§ **Task statement**
Write out the entries verbatim and leave the images out of the copy.

§ **Records for this task**
>> BEGIN

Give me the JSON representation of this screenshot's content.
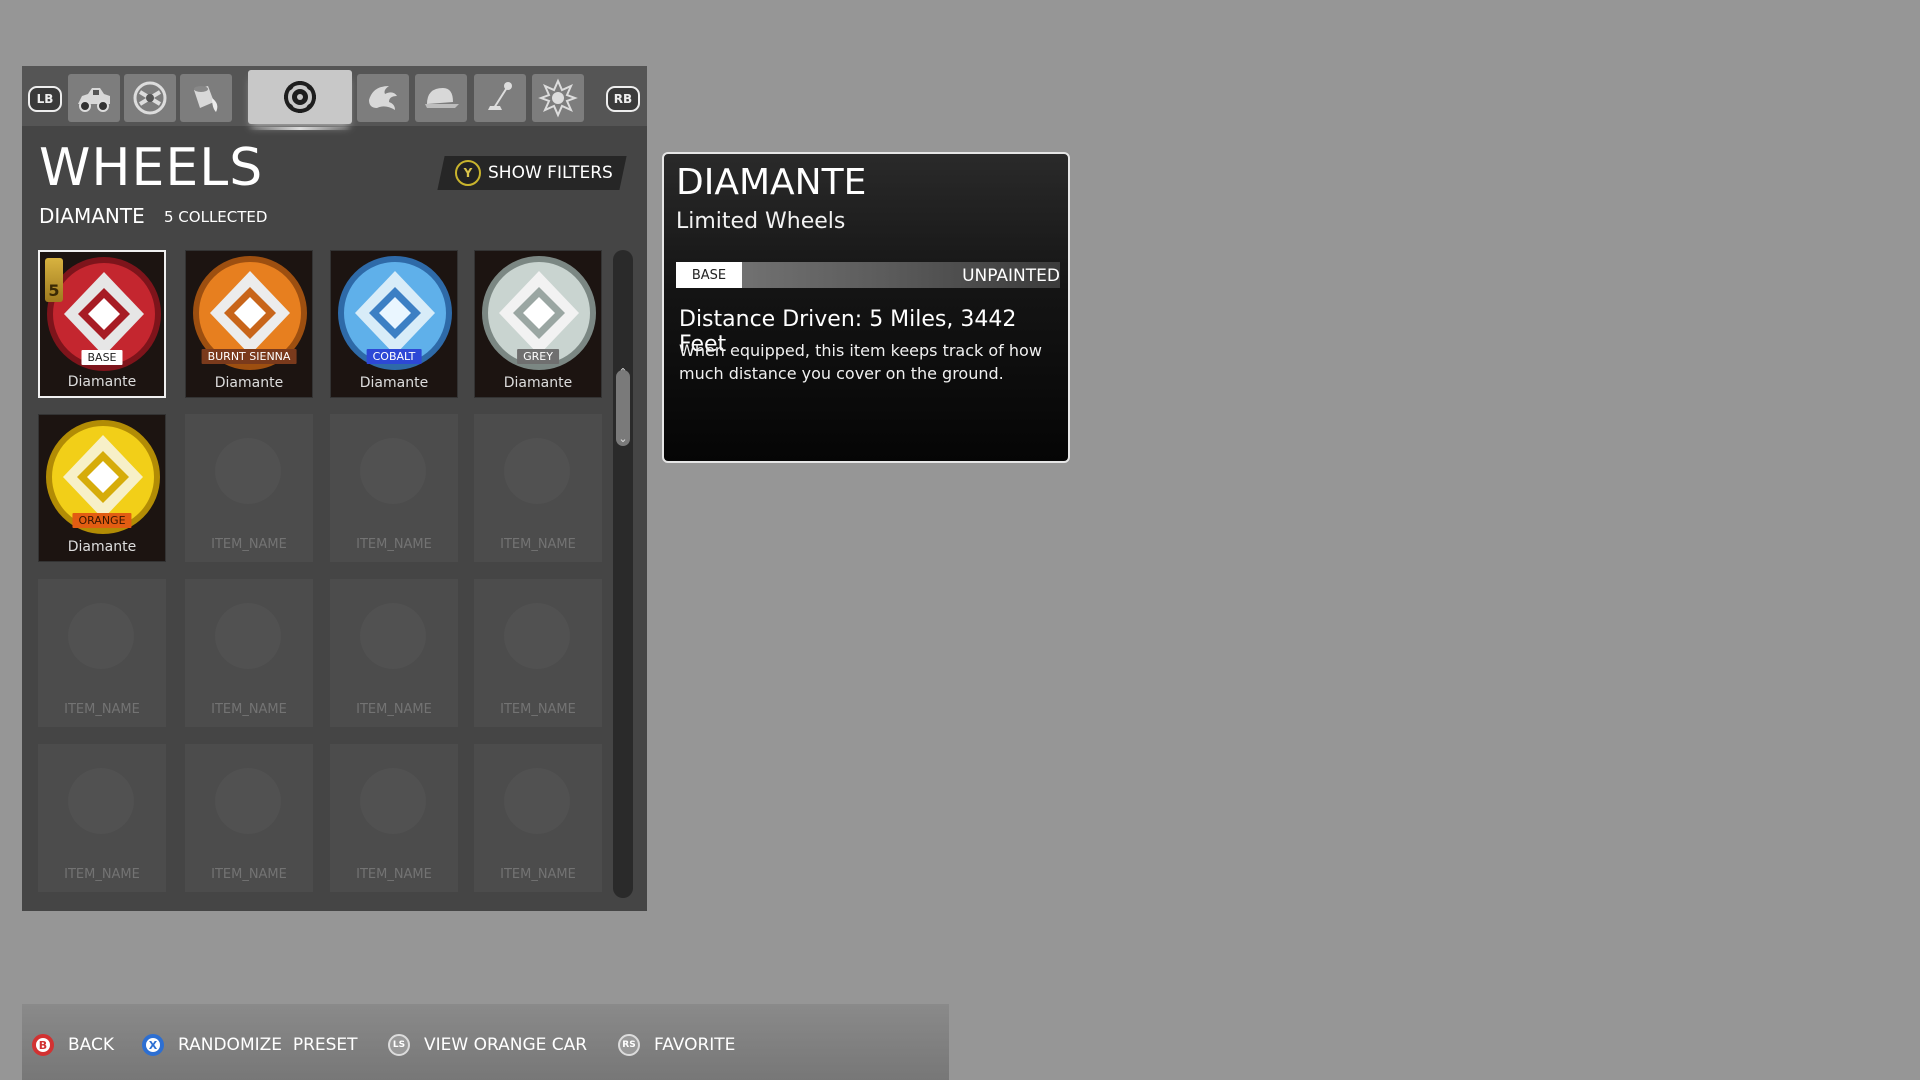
{
  "tabs": {
    "lb": "LB",
    "rb": "RB",
    "items": [
      {
        "icon": "car-body-icon"
      },
      {
        "icon": "decal-icon"
      },
      {
        "icon": "paint-finish-icon"
      },
      {
        "icon": "wheels-icon",
        "active": true
      },
      {
        "icon": "rocket-boost-icon"
      },
      {
        "icon": "topper-icon"
      },
      {
        "icon": "antenna-icon"
      },
      {
        "icon": "goal-explosion-icon"
      }
    ]
  },
  "header": {
    "title": "WHEELS",
    "subtitle": "DIAMANTE",
    "collected": "5 COLLECTED",
    "filter_button_glyph": "Y",
    "filter_label": "SHOW FILTERS"
  },
  "grid": {
    "items": [
      {
        "paint": "BASE",
        "name": "Diamante",
        "favorite_count": "5",
        "colors": {
          "primary": "#c4262f",
          "label_bg": "#ffffff",
          "label_fg": "#222222"
        }
      },
      {
        "paint": "BURNT SIENNA",
        "name": "Diamante",
        "colors": {
          "primary": "#e77f1f",
          "label_bg": "#7a3a1c",
          "label_fg": "#ffffff"
        }
      },
      {
        "paint": "COBALT",
        "name": "Diamante",
        "colors": {
          "primary": "#5fb0ea",
          "label_bg": "#2d48d6",
          "label_fg": "#ffffff"
        }
      },
      {
        "paint": "GREY",
        "name": "Diamante",
        "colors": {
          "primary": "#c9d4d0",
          "label_bg": "#6f6f6f",
          "label_fg": "#ffffff"
        }
      },
      {
        "paint": "ORANGE",
        "name": "Diamante",
        "colors": {
          "primary": "#f2cf18",
          "label_bg": "#e25d12",
          "label_fg": "#3a1600"
        }
      }
    ],
    "empty_label": "ITEM_NAME"
  },
  "detail": {
    "name": "DIAMANTE",
    "category": "Limited Wheels",
    "paint_label": "BASE",
    "paint_value": "UNPAINTED",
    "stat_title": "Distance Driven: 5 Miles, 3442 Feet",
    "stat_description": "When equipped, this item keeps track of how much distance you cover on the ground."
  },
  "prompts": {
    "back": {
      "glyph": "B",
      "label": "BACK"
    },
    "randomize": {
      "glyph": "X",
      "label": "RANDOMIZE  PRESET"
    },
    "view_car": {
      "glyph": "LS",
      "label": "VIEW ORANGE CAR"
    },
    "favorite": {
      "glyph": "RS",
      "label": "FAVORITE"
    }
  }
}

>> END

§ **Final answer**
Give me the JSON representation of this screenshot's content.
{
  "tabs": {
    "lb": "LB",
    "rb": "RB",
    "items": [
      {
        "icon": "car-body-icon"
      },
      {
        "icon": "decal-icon"
      },
      {
        "icon": "paint-finish-icon"
      },
      {
        "icon": "wheels-icon",
        "active": true
      },
      {
        "icon": "rocket-boost-icon"
      },
      {
        "icon": "topper-icon"
      },
      {
        "icon": "antenna-icon"
      },
      {
        "icon": "goal-explosion-icon"
      }
    ]
  },
  "header": {
    "title": "WHEELS",
    "subtitle": "DIAMANTE",
    "collected": "5 COLLECTED",
    "filter_button_glyph": "Y",
    "filter_label": "SHOW FILTERS"
  },
  "grid": {
    "items": [
      {
        "paint": "BASE",
        "name": "Diamante",
        "favorite_count": "5",
        "colors": {
          "primary": "#c4262f",
          "label_bg": "#ffffff",
          "label_fg": "#222222"
        }
      },
      {
        "paint": "BURNT SIENNA",
        "name": "Diamante",
        "colors": {
          "primary": "#e77f1f",
          "label_bg": "#7a3a1c",
          "label_fg": "#ffffff"
        }
      },
      {
        "paint": "COBALT",
        "name": "Diamante",
        "colors": {
          "primary": "#5fb0ea",
          "label_bg": "#2d48d6",
          "label_fg": "#ffffff"
        }
      },
      {
        "paint": "GREY",
        "name": "Diamante",
        "colors": {
          "primary": "#c9d4d0",
          "label_bg": "#6f6f6f",
          "label_fg": "#ffffff"
        }
      },
      {
        "paint": "ORANGE",
        "name": "Diamante",
        "colors": {
          "primary": "#f2cf18",
          "label_bg": "#e25d12",
          "label_fg": "#3a1600"
        }
      }
    ],
    "empty_label": "ITEM_NAME"
  },
  "detail": {
    "name": "DIAMANTE",
    "category": "Limited Wheels",
    "paint_label": "BASE",
    "paint_value": "UNPAINTED",
    "stat_title": "Distance Driven: 5 Miles, 3442 Feet",
    "stat_description": "When equipped, this item keeps track of how much distance you cover on the ground."
  },
  "prompts": {
    "back": {
      "glyph": "B",
      "label": "BACK"
    },
    "randomize": {
      "glyph": "X",
      "label": "RANDOMIZE  PRESET"
    },
    "view_car": {
      "glyph": "LS",
      "label": "VIEW ORANGE CAR"
    },
    "favorite": {
      "glyph": "RS",
      "label": "FAVORITE"
    }
  }
}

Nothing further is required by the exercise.